Given exercise: Count every line that has the word "affaires". Give the number, without anything more.

Records shown:

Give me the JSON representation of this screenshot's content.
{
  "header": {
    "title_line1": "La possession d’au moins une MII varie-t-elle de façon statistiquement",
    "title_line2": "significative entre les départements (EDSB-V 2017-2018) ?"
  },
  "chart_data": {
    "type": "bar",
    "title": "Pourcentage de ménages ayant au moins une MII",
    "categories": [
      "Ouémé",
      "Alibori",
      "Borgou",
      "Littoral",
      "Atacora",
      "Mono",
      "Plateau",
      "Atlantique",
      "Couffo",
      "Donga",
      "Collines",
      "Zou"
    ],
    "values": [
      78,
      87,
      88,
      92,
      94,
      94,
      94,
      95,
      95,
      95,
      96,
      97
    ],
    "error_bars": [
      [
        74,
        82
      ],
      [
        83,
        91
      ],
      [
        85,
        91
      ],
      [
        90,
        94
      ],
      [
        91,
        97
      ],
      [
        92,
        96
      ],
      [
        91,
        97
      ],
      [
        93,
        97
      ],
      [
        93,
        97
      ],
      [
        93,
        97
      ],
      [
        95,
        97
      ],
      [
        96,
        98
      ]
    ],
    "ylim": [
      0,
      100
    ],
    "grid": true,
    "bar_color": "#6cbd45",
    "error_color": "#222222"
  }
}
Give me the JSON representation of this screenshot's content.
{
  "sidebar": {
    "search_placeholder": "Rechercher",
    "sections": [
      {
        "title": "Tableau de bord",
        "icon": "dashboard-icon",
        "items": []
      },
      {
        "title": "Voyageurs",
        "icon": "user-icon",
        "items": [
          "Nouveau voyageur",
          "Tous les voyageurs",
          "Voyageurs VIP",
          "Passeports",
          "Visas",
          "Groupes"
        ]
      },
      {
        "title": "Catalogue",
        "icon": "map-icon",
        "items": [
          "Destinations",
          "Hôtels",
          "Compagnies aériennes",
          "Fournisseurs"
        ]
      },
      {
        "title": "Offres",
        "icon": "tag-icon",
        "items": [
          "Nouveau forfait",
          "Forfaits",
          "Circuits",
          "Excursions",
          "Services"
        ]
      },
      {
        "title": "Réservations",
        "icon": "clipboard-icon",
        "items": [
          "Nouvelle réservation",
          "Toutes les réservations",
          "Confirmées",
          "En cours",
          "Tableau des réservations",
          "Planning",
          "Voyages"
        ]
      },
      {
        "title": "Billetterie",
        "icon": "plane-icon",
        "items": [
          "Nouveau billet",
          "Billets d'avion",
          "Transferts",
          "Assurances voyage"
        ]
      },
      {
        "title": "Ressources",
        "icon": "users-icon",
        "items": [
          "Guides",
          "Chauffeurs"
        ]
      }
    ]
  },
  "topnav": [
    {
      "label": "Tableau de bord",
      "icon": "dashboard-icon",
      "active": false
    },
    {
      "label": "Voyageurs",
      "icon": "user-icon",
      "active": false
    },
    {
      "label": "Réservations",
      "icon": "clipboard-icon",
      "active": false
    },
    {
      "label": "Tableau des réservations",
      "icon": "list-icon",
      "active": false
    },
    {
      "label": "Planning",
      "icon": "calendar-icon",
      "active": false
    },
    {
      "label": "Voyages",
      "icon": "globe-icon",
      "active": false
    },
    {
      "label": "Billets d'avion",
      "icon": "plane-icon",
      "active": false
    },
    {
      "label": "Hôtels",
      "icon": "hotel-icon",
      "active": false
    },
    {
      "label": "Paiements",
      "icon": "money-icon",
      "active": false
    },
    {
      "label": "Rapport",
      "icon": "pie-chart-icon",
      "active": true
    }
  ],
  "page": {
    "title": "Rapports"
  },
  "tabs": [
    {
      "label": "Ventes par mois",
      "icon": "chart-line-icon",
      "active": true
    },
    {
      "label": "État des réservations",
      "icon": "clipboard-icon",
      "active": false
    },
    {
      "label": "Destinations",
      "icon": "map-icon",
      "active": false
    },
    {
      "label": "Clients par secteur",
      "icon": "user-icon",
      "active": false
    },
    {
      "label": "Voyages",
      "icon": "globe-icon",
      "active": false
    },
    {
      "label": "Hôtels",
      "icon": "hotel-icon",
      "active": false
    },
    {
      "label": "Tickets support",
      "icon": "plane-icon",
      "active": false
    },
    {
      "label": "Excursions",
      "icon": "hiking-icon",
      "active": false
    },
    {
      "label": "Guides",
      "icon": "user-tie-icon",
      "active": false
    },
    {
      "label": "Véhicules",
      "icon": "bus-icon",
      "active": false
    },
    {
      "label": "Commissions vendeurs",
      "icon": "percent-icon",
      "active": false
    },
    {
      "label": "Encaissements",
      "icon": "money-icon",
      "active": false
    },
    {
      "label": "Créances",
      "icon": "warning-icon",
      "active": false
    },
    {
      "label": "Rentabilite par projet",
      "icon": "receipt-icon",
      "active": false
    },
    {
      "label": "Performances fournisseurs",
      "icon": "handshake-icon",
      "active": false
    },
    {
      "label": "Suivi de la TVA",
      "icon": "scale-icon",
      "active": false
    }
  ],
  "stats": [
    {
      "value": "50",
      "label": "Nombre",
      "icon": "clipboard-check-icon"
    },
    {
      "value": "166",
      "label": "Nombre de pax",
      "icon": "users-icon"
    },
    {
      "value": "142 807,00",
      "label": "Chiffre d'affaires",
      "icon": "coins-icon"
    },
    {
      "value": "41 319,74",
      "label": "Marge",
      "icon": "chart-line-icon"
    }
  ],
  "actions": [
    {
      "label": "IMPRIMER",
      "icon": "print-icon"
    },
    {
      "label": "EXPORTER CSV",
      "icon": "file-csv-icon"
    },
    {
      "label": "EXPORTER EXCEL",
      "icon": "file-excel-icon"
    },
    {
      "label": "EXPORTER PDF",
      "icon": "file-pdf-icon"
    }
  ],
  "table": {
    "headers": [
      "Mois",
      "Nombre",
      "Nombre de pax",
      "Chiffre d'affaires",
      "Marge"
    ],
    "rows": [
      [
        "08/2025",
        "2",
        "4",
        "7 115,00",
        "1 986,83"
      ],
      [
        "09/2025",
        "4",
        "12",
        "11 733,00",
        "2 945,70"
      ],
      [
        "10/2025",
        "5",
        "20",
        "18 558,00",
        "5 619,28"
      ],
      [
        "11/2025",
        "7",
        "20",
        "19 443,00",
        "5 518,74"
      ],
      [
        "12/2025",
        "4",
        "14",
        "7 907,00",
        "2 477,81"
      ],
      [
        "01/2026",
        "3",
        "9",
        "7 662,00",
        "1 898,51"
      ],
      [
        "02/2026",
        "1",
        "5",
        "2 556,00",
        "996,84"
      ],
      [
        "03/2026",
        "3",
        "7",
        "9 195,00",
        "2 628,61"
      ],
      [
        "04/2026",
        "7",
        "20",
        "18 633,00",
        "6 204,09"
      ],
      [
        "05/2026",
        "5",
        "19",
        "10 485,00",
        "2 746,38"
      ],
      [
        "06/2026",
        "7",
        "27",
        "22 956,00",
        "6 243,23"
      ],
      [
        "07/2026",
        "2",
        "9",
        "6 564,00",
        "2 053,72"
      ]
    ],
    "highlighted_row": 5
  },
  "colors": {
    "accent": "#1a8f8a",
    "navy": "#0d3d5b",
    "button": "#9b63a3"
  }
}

Output: 2